■ To be done ■
Look for the word "smart" in the entries below, then copy every line that has it.

■ Source material ■
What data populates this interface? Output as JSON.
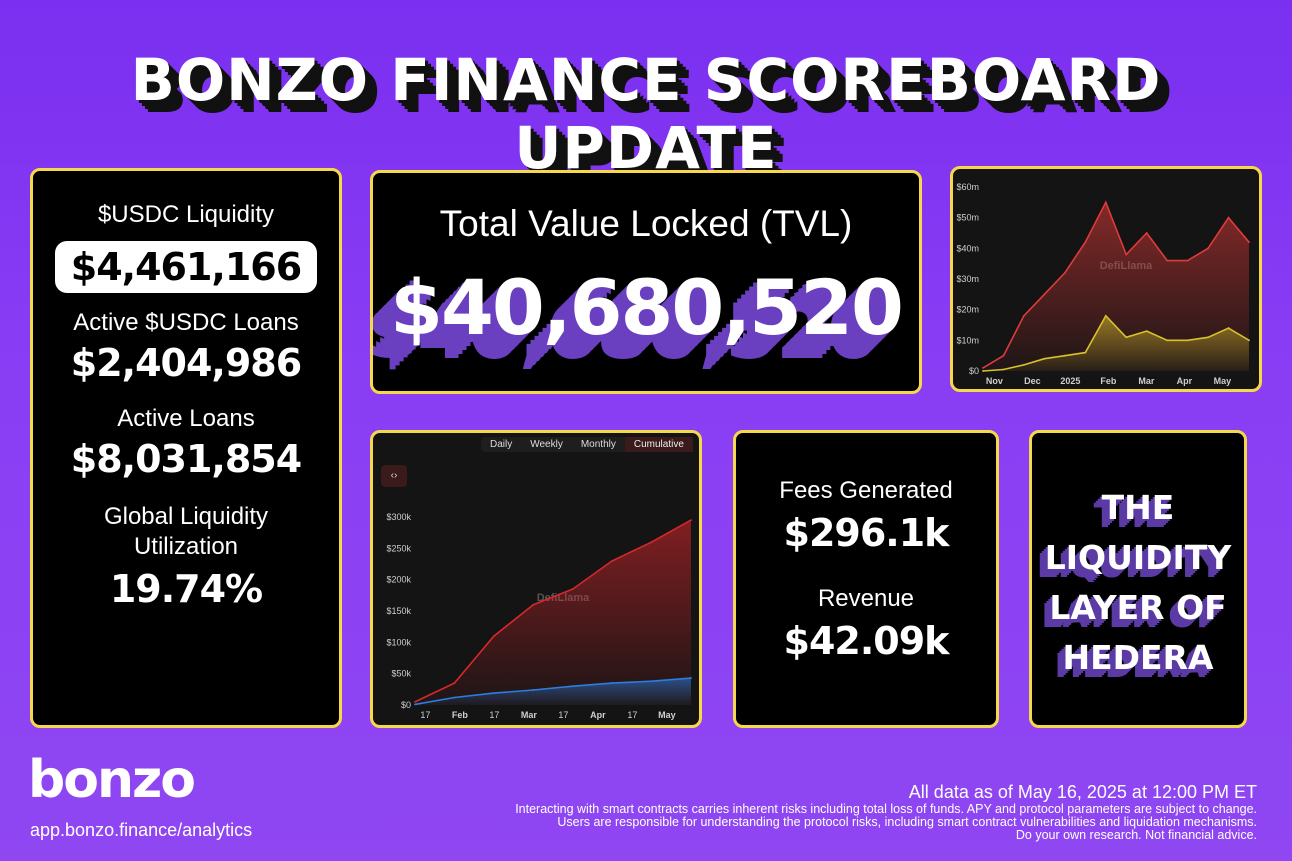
{
  "title": "BONZO FINANCE SCOREBOARD UPDATE",
  "liquidity_panel": {
    "usdc_liquidity_label": "$USDC Liquidity",
    "usdc_liquidity_value": "$4,461,166",
    "active_usdc_loans_label": "Active $USDC Loans",
    "active_usdc_loans_value": "$2,404,986",
    "active_loans_label": "Active Loans",
    "active_loans_value": "$8,031,854",
    "utilization_label_1": "Global Liquidity",
    "utilization_label_2": "Utilization",
    "utilization_value": "19.74%"
  },
  "tvl_panel": {
    "label": "Total Value Locked (TVL)",
    "value": "$40,680,520"
  },
  "fees_panel": {
    "fees_label": "Fees Generated",
    "fees_value": "$296.1k",
    "revenue_label": "Revenue",
    "revenue_value": "$42.09k"
  },
  "slogan": {
    "line1": "THE",
    "line2": "LIQUIDITY",
    "line3": "LAYER OF",
    "line4": "HEDERA"
  },
  "chart_data": [
    {
      "type": "area",
      "watermark": "DefiLlama",
      "x_tick_labels": [
        "Nov",
        "Dec",
        "2025",
        "Feb",
        "Mar",
        "Apr",
        "May"
      ],
      "y_tick_labels": [
        "$0",
        "$10m",
        "$20m",
        "$30m",
        "$40m",
        "$50m",
        "$60m"
      ],
      "ylim": [
        0,
        60
      ],
      "x": [
        "Nov",
        "Nov",
        "Dec",
        "Dec",
        "2025",
        "2025",
        "Feb",
        "Feb",
        "Mar",
        "Mar",
        "Apr",
        "Apr",
        "May",
        "May"
      ],
      "series": [
        {
          "values": [
            1,
            5,
            18,
            25,
            32,
            42,
            55,
            38,
            45,
            36,
            36,
            40,
            50,
            42
          ]
        },
        {
          "values": [
            0,
            0.5,
            2,
            4,
            5,
            6,
            18,
            11,
            13,
            10,
            10,
            11,
            14,
            10
          ]
        }
      ],
      "colors": [
        "#e13a3a",
        "#d8c22a"
      ]
    },
    {
      "type": "area",
      "watermark": "DefiLlama",
      "tabs": [
        "Daily",
        "Weekly",
        "Monthly",
        "Cumulative"
      ],
      "active_tab": "Cumulative",
      "embed_label": "‹›",
      "x_tick_labels": [
        "17",
        "Feb",
        "17",
        "Mar",
        "17",
        "Apr",
        "17",
        "May"
      ],
      "y_tick_labels": [
        "$0",
        "$50k",
        "$100k",
        "$150k",
        "$200k",
        "$250k",
        "$300k"
      ],
      "ylim": [
        0,
        300
      ],
      "x": [
        "17",
        "Feb",
        "17",
        "Mar",
        "17",
        "Apr",
        "17",
        "May"
      ],
      "series": [
        {
          "values": [
            5,
            35,
            110,
            160,
            185,
            230,
            260,
            295
          ]
        },
        {
          "values": [
            1,
            12,
            19,
            24,
            30,
            35,
            38,
            43
          ]
        }
      ],
      "colors": [
        "#d9272d",
        "#2b7de0"
      ]
    }
  ],
  "footer": {
    "logo": "bonzo",
    "site": "app.bonzo.finance/analytics",
    "as_of": "All data as of May 16, 2025 at 12:00 PM ET",
    "disclaimer_1": "Interacting with smart contracts carries inherent risks including total loss of funds. APY and protocol parameters are subject to change.",
    "disclaimer_2": "Users are responsible for understanding the protocol risks, including smart contract vulnerabilities and liquidation mechanisms.",
    "disclaimer_3": "Do your own research. Not financial advice."
  }
}
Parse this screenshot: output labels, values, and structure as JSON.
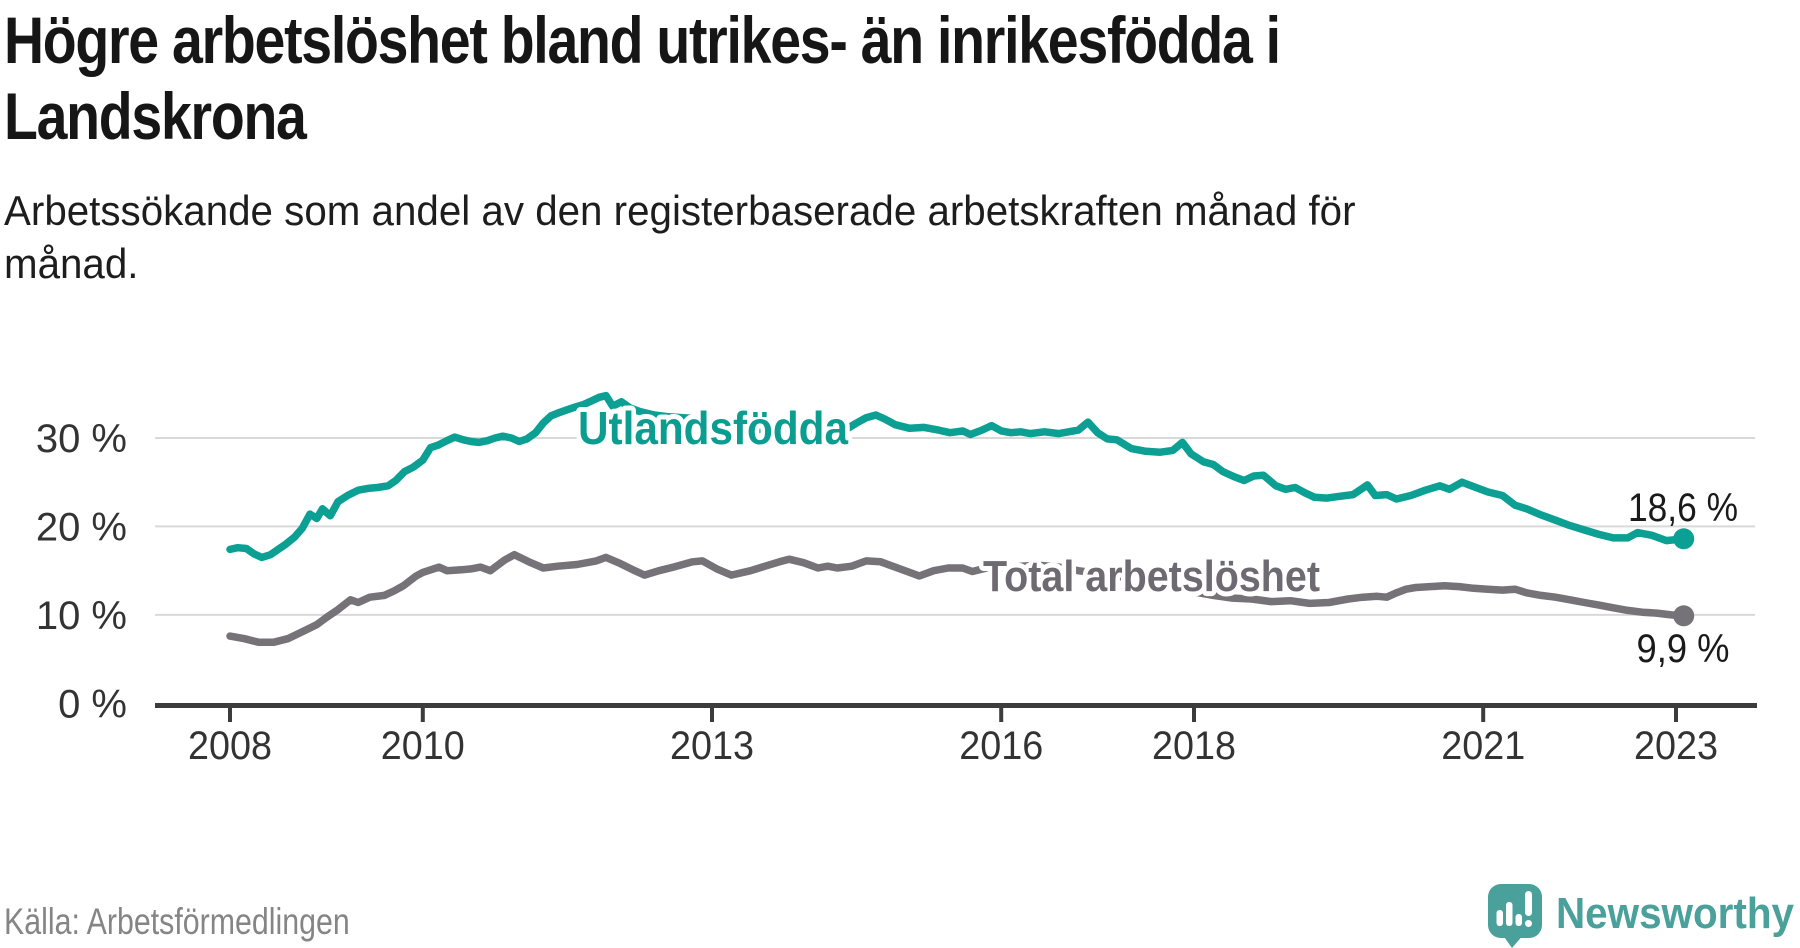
{
  "header": {
    "title_line1": "Högre arbetslöshet bland utrikes- än inrikesfödda i",
    "title_line2": "Landskrona",
    "subtitle_line1": "Arbetssökande som andel av den registerbaserade arbetskraften månad för",
    "subtitle_line2": "månad."
  },
  "footer": {
    "source": "Källa: Arbetsförmedlingen",
    "brand_name": "Newsworthy"
  },
  "colors": {
    "teal_series": "#0ba093",
    "gray_series": "#757278",
    "teal_label": "#0b9d8f",
    "gray_label": "#6e6a71",
    "grid": "#d9d9d9",
    "axis": "#3c3c3c",
    "brand_teal": "#4aa09a"
  },
  "chart_data": {
    "type": "line",
    "title": "Högre arbetslöshet bland utrikes- än inrikesfödda i Landskrona",
    "subtitle": "Arbetssökande som andel av den registerbaserade arbetskraften månad för månad.",
    "unit": "%",
    "grid": "horizontal-only",
    "legend_position": "inline-labels",
    "x_axis": {
      "ticks": [
        2008,
        2010,
        2013,
        2016,
        2018,
        2021,
        2023
      ],
      "tick_labels": [
        "2008",
        "2010",
        "2013",
        "2016",
        "2018",
        "2021",
        "2023"
      ],
      "range": [
        2007.2,
        2023.85
      ]
    },
    "y_axis": {
      "gridline_values": [
        30,
        20,
        10
      ],
      "ticks": [
        {
          "value": 30,
          "label": "30 %"
        },
        {
          "value": 20,
          "label": "20 %"
        },
        {
          "value": 10,
          "label": "10 %"
        },
        {
          "value": 0,
          "label": "0 %"
        }
      ],
      "range": [
        0,
        37
      ]
    },
    "series": [
      {
        "name": "Utlandsfödda",
        "color": "#0ba093",
        "label_color": "#0b9d8f",
        "end_label": "18,6 %",
        "end_value": 18.6,
        "data": [
          [
            2008.0,
            17.4
          ],
          [
            2008.08,
            17.6
          ],
          [
            2008.17,
            17.5
          ],
          [
            2008.25,
            16.9
          ],
          [
            2008.33,
            16.5
          ],
          [
            2008.42,
            16.8
          ],
          [
            2008.5,
            17.4
          ],
          [
            2008.58,
            18.0
          ],
          [
            2008.67,
            18.8
          ],
          [
            2008.75,
            19.8
          ],
          [
            2008.83,
            21.4
          ],
          [
            2008.9,
            20.9
          ],
          [
            2008.96,
            22.0
          ],
          [
            2009.04,
            21.2
          ],
          [
            2009.12,
            22.8
          ],
          [
            2009.22,
            23.5
          ],
          [
            2009.33,
            24.1
          ],
          [
            2009.43,
            24.3
          ],
          [
            2009.53,
            24.4
          ],
          [
            2009.64,
            24.6
          ],
          [
            2009.72,
            25.2
          ],
          [
            2009.81,
            26.2
          ],
          [
            2009.9,
            26.7
          ],
          [
            2010.0,
            27.5
          ],
          [
            2010.08,
            28.9
          ],
          [
            2010.16,
            29.2
          ],
          [
            2010.25,
            29.7
          ],
          [
            2010.33,
            30.1
          ],
          [
            2010.42,
            29.8
          ],
          [
            2010.5,
            29.6
          ],
          [
            2010.58,
            29.5
          ],
          [
            2010.67,
            29.7
          ],
          [
            2010.75,
            30.0
          ],
          [
            2010.83,
            30.2
          ],
          [
            2010.92,
            30.0
          ],
          [
            2011.0,
            29.6
          ],
          [
            2011.08,
            29.9
          ],
          [
            2011.17,
            30.6
          ],
          [
            2011.25,
            31.7
          ],
          [
            2011.33,
            32.5
          ],
          [
            2011.42,
            32.9
          ],
          [
            2011.5,
            33.2
          ],
          [
            2011.58,
            33.5
          ],
          [
            2011.67,
            33.8
          ],
          [
            2011.75,
            34.2
          ],
          [
            2011.83,
            34.6
          ],
          [
            2011.9,
            34.8
          ],
          [
            2011.97,
            33.6
          ],
          [
            2012.06,
            34.1
          ],
          [
            2012.15,
            33.4
          ],
          [
            2012.25,
            33.0
          ],
          [
            2012.4,
            32.6
          ],
          [
            2012.55,
            32.4
          ],
          [
            2012.7,
            32.3
          ],
          [
            2012.85,
            32.2
          ],
          [
            2013.0,
            31.8
          ],
          [
            2013.15,
            31.4
          ],
          [
            2013.3,
            31.2
          ],
          [
            2013.45,
            31.0
          ],
          [
            2013.6,
            30.9
          ],
          [
            2013.75,
            30.9
          ],
          [
            2013.9,
            30.8
          ],
          [
            2014.05,
            30.6
          ],
          [
            2014.2,
            30.3
          ],
          [
            2014.35,
            30.7
          ],
          [
            2014.5,
            31.7
          ],
          [
            2014.6,
            32.3
          ],
          [
            2014.7,
            32.6
          ],
          [
            2014.8,
            32.1
          ],
          [
            2014.9,
            31.5
          ],
          [
            2015.05,
            31.1
          ],
          [
            2015.2,
            31.2
          ],
          [
            2015.35,
            30.9
          ],
          [
            2015.47,
            30.6
          ],
          [
            2015.6,
            30.8
          ],
          [
            2015.68,
            30.4
          ],
          [
            2015.8,
            30.9
          ],
          [
            2015.9,
            31.4
          ],
          [
            2016.0,
            30.8
          ],
          [
            2016.1,
            30.6
          ],
          [
            2016.2,
            30.7
          ],
          [
            2016.3,
            30.5
          ],
          [
            2016.45,
            30.7
          ],
          [
            2016.6,
            30.5
          ],
          [
            2016.7,
            30.7
          ],
          [
            2016.8,
            30.9
          ],
          [
            2016.9,
            31.8
          ],
          [
            2017.0,
            30.6
          ],
          [
            2017.1,
            29.9
          ],
          [
            2017.2,
            29.8
          ],
          [
            2017.35,
            28.8
          ],
          [
            2017.5,
            28.5
          ],
          [
            2017.65,
            28.4
          ],
          [
            2017.78,
            28.6
          ],
          [
            2017.88,
            29.5
          ],
          [
            2017.97,
            28.2
          ],
          [
            2018.1,
            27.3
          ],
          [
            2018.2,
            27.0
          ],
          [
            2018.3,
            26.2
          ],
          [
            2018.42,
            25.6
          ],
          [
            2018.52,
            25.2
          ],
          [
            2018.62,
            25.7
          ],
          [
            2018.72,
            25.8
          ],
          [
            2018.85,
            24.6
          ],
          [
            2018.95,
            24.2
          ],
          [
            2019.05,
            24.4
          ],
          [
            2019.15,
            23.8
          ],
          [
            2019.25,
            23.3
          ],
          [
            2019.38,
            23.2
          ],
          [
            2019.5,
            23.4
          ],
          [
            2019.65,
            23.6
          ],
          [
            2019.8,
            24.7
          ],
          [
            2019.88,
            23.5
          ],
          [
            2020.0,
            23.6
          ],
          [
            2020.1,
            23.1
          ],
          [
            2020.25,
            23.5
          ],
          [
            2020.4,
            24.1
          ],
          [
            2020.55,
            24.6
          ],
          [
            2020.65,
            24.2
          ],
          [
            2020.78,
            25.0
          ],
          [
            2020.9,
            24.5
          ],
          [
            2021.05,
            23.9
          ],
          [
            2021.2,
            23.5
          ],
          [
            2021.33,
            22.4
          ],
          [
            2021.45,
            22.0
          ],
          [
            2021.6,
            21.3
          ],
          [
            2021.75,
            20.7
          ],
          [
            2021.9,
            20.1
          ],
          [
            2022.05,
            19.6
          ],
          [
            2022.2,
            19.1
          ],
          [
            2022.35,
            18.7
          ],
          [
            2022.5,
            18.7
          ],
          [
            2022.6,
            19.3
          ],
          [
            2022.75,
            19.0
          ],
          [
            2022.9,
            18.4
          ],
          [
            2023.08,
            18.6
          ]
        ]
      },
      {
        "name": "Total arbetslöshet",
        "color": "#757278",
        "label_color": "#6e6a71",
        "end_label": "9,9 %",
        "end_value": 9.9,
        "data": [
          [
            2008.0,
            7.6
          ],
          [
            2008.15,
            7.3
          ],
          [
            2008.3,
            6.9
          ],
          [
            2008.45,
            6.9
          ],
          [
            2008.6,
            7.3
          ],
          [
            2008.75,
            8.1
          ],
          [
            2008.9,
            8.9
          ],
          [
            2009.0,
            9.7
          ],
          [
            2009.12,
            10.6
          ],
          [
            2009.25,
            11.7
          ],
          [
            2009.33,
            11.4
          ],
          [
            2009.45,
            12.0
          ],
          [
            2009.6,
            12.2
          ],
          [
            2009.7,
            12.7
          ],
          [
            2009.8,
            13.3
          ],
          [
            2009.93,
            14.4
          ],
          [
            2010.0,
            14.8
          ],
          [
            2010.17,
            15.4
          ],
          [
            2010.25,
            15.0
          ],
          [
            2010.4,
            15.1
          ],
          [
            2010.5,
            15.2
          ],
          [
            2010.6,
            15.4
          ],
          [
            2010.7,
            15.0
          ],
          [
            2010.85,
            16.2
          ],
          [
            2010.95,
            16.8
          ],
          [
            2011.1,
            16.0
          ],
          [
            2011.25,
            15.3
          ],
          [
            2011.4,
            15.5
          ],
          [
            2011.6,
            15.7
          ],
          [
            2011.8,
            16.1
          ],
          [
            2011.9,
            16.5
          ],
          [
            2012.05,
            15.8
          ],
          [
            2012.2,
            15.0
          ],
          [
            2012.3,
            14.5
          ],
          [
            2012.45,
            15.0
          ],
          [
            2012.6,
            15.4
          ],
          [
            2012.8,
            16.0
          ],
          [
            2012.9,
            16.1
          ],
          [
            2013.05,
            15.2
          ],
          [
            2013.2,
            14.5
          ],
          [
            2013.4,
            15.0
          ],
          [
            2013.55,
            15.5
          ],
          [
            2013.7,
            16.0
          ],
          [
            2013.8,
            16.3
          ],
          [
            2013.95,
            15.9
          ],
          [
            2014.1,
            15.3
          ],
          [
            2014.2,
            15.5
          ],
          [
            2014.3,
            15.3
          ],
          [
            2014.45,
            15.5
          ],
          [
            2014.6,
            16.1
          ],
          [
            2014.75,
            16.0
          ],
          [
            2014.9,
            15.4
          ],
          [
            2015.05,
            14.8
          ],
          [
            2015.15,
            14.4
          ],
          [
            2015.3,
            15.0
          ],
          [
            2015.45,
            15.3
          ],
          [
            2015.6,
            15.3
          ],
          [
            2015.7,
            14.9
          ],
          [
            2015.85,
            15.3
          ],
          [
            2016.0,
            15.3
          ],
          [
            2016.2,
            15.5
          ],
          [
            2016.4,
            15.6
          ],
          [
            2016.6,
            15.4
          ],
          [
            2016.8,
            15.0
          ],
          [
            2017.0,
            14.7
          ],
          [
            2017.2,
            14.4
          ],
          [
            2017.4,
            14.0
          ],
          [
            2017.6,
            13.5
          ],
          [
            2017.8,
            13.0
          ],
          [
            2018.0,
            12.6
          ],
          [
            2018.2,
            12.2
          ],
          [
            2018.4,
            11.9
          ],
          [
            2018.6,
            11.8
          ],
          [
            2018.8,
            11.5
          ],
          [
            2019.0,
            11.6
          ],
          [
            2019.2,
            11.3
          ],
          [
            2019.4,
            11.4
          ],
          [
            2019.6,
            11.8
          ],
          [
            2019.75,
            12.0
          ],
          [
            2019.9,
            12.1
          ],
          [
            2020.0,
            12.0
          ],
          [
            2020.1,
            12.5
          ],
          [
            2020.2,
            12.9
          ],
          [
            2020.3,
            13.1
          ],
          [
            2020.45,
            13.2
          ],
          [
            2020.6,
            13.3
          ],
          [
            2020.75,
            13.2
          ],
          [
            2020.9,
            13.0
          ],
          [
            2021.05,
            12.9
          ],
          [
            2021.2,
            12.8
          ],
          [
            2021.33,
            12.9
          ],
          [
            2021.45,
            12.5
          ],
          [
            2021.6,
            12.2
          ],
          [
            2021.75,
            12.0
          ],
          [
            2021.9,
            11.7
          ],
          [
            2022.05,
            11.4
          ],
          [
            2022.2,
            11.1
          ],
          [
            2022.35,
            10.8
          ],
          [
            2022.5,
            10.5
          ],
          [
            2022.65,
            10.3
          ],
          [
            2022.8,
            10.2
          ],
          [
            2022.95,
            10.0
          ],
          [
            2023.08,
            9.9
          ]
        ]
      }
    ]
  }
}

■ Full output ■
    "disclaimer_1": "Interacting with smart contracts carries inherent risks including total loss of funds. APY and protocol parameters are subject to change.",
    "disclaimer_2": "Users are responsible for understanding the protocol risks, including smart contract vulnerabilities and liquidation mechanisms.",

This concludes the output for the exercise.